Description of the task: Give the records back in full, exactly as they read.

***

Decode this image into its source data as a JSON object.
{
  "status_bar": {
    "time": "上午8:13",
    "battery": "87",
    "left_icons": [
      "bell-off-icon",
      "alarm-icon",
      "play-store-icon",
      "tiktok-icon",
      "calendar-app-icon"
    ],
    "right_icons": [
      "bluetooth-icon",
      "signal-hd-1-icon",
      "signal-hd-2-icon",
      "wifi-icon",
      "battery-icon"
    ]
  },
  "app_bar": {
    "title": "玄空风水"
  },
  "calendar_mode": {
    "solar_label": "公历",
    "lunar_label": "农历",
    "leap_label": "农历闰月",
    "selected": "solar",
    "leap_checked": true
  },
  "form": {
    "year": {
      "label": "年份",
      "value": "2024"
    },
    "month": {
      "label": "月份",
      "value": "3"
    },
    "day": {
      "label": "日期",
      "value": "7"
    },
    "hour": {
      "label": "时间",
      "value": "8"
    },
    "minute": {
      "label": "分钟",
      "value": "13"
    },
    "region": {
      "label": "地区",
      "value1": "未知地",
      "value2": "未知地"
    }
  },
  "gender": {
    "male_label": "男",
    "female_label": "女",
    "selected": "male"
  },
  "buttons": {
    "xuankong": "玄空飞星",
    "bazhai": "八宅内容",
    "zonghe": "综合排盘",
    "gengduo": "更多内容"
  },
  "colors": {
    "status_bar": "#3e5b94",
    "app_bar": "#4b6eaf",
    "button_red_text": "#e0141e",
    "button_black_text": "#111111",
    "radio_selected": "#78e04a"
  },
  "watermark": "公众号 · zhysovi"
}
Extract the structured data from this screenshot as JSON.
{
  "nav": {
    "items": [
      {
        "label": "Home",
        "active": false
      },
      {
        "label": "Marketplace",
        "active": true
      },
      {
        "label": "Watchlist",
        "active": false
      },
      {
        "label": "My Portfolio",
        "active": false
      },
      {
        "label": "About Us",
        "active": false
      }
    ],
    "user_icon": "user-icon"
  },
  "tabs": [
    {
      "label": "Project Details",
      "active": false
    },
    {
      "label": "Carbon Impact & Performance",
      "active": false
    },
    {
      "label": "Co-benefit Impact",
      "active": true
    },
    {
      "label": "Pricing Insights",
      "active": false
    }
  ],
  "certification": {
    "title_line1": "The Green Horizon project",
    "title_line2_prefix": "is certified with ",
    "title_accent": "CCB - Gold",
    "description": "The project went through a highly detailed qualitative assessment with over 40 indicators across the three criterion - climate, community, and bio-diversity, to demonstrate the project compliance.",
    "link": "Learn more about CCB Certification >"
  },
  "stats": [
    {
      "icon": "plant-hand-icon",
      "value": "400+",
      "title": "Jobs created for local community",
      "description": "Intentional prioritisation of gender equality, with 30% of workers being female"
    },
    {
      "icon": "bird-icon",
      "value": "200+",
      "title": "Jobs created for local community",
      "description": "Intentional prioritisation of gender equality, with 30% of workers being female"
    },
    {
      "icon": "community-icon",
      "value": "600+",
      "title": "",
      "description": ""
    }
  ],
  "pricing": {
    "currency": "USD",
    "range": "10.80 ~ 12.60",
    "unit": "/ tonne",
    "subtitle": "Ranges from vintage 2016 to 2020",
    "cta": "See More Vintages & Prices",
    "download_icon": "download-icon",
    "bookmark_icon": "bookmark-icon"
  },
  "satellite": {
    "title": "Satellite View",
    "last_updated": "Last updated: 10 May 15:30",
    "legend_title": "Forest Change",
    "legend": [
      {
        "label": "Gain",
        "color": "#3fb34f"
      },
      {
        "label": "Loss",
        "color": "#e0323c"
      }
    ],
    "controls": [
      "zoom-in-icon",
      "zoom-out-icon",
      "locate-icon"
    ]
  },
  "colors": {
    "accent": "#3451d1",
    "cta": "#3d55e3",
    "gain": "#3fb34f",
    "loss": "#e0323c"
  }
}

***

Result of the exercise:
Decode this image into its source data as a JSON object.
{
  "status_bar": {
    "time": "上午8:13",
    "battery": "87",
    "left_icons": [
      "bell-off-icon",
      "alarm-icon",
      "play-store-icon",
      "tiktok-icon",
      "calendar-app-icon"
    ],
    "right_icons": [
      "bluetooth-icon",
      "signal-hd-1-icon",
      "signal-hd-2-icon",
      "wifi-icon",
      "battery-icon"
    ]
  },
  "app_bar": {
    "title": "玄空风水"
  },
  "calendar_mode": {
    "solar_label": "公历",
    "lunar_label": "农历",
    "leap_label": "农历闰月",
    "selected": "solar",
    "leap_checked": true
  },
  "form": {
    "year": {
      "label": "年份",
      "value": "2024"
    },
    "month": {
      "label": "月份",
      "value": "3"
    },
    "day": {
      "label": "日期",
      "value": "7"
    },
    "hour": {
      "label": "时间",
      "value": "8"
    },
    "minute": {
      "label": "分钟",
      "value": "13"
    },
    "region": {
      "label": "地区",
      "value1": "未知地",
      "value2": "未知地"
    }
  },
  "gender": {
    "male_label": "男",
    "female_label": "女",
    "selected": "male"
  },
  "buttons": {
    "xuankong": "玄空飞星",
    "bazhai": "八宅内容",
    "zonghe": "综合排盘",
    "gengduo": "更多内容"
  },
  "colors": {
    "status_bar": "#3e5b94",
    "app_bar": "#4b6eaf",
    "button_red_text": "#e0141e",
    "button_black_text": "#111111",
    "radio_selected": "#78e04a"
  },
  "watermark": "公众号 · zhysovi"
}
Extract the structured data from this screenshot as JSON.
{
  "nav": {
    "items": [
      {
        "label": "Home",
        "active": false
      },
      {
        "label": "Marketplace",
        "active": true
      },
      {
        "label": "Watchlist",
        "active": false
      },
      {
        "label": "My Portfolio",
        "active": false
      },
      {
        "label": "About Us",
        "active": false
      }
    ],
    "user_icon": "user-icon"
  },
  "tabs": [
    {
      "label": "Project Details",
      "active": false
    },
    {
      "label": "Carbon Impact & Performance",
      "active": false
    },
    {
      "label": "Co-benefit Impact",
      "active": true
    },
    {
      "label": "Pricing Insights",
      "active": false
    }
  ],
  "certification": {
    "title_line1": "The Green Horizon project",
    "title_line2_prefix": "is certified with ",
    "title_accent": "CCB - Gold",
    "description": "The project went through a highly detailed qualitative assessment with over 40 indicators across the three criterion - climate, community, and bio-diversity, to demonstrate the project compliance.",
    "link": "Learn more about CCB Certification >"
  },
  "stats": [
    {
      "icon": "plant-hand-icon",
      "value": "400+",
      "title": "Jobs created for local community",
      "description": "Intentional prioritisation of gender equality, with 30% of workers being female"
    },
    {
      "icon": "bird-icon",
      "value": "200+",
      "title": "Jobs created for local community",
      "description": "Intentional prioritisation of gender equality, with 30% of workers being female"
    },
    {
      "icon": "community-icon",
      "value": "600+",
      "title": "",
      "description": ""
    }
  ],
  "pricing": {
    "currency": "USD",
    "range": "10.80 ~ 12.60",
    "unit": "/ tonne",
    "subtitle": "Ranges from vintage 2016 to 2020",
    "cta": "See More Vintages & Prices",
    "download_icon": "download-icon",
    "bookmark_icon": "bookmark-icon"
  },
  "satellite": {
    "title": "Satellite View",
    "last_updated": "Last updated: 10 May 15:30",
    "legend_title": "Forest Change",
    "legend": [
      {
        "label": "Gain",
        "color": "#3fb34f"
      },
      {
        "label": "Loss",
        "color": "#e0323c"
      }
    ],
    "controls": [
      "zoom-in-icon",
      "zoom-out-icon",
      "locate-icon"
    ]
  },
  "colors": {
    "accent": "#3451d1",
    "cta": "#3d55e3",
    "gain": "#3fb34f",
    "loss": "#e0323c"
  }
}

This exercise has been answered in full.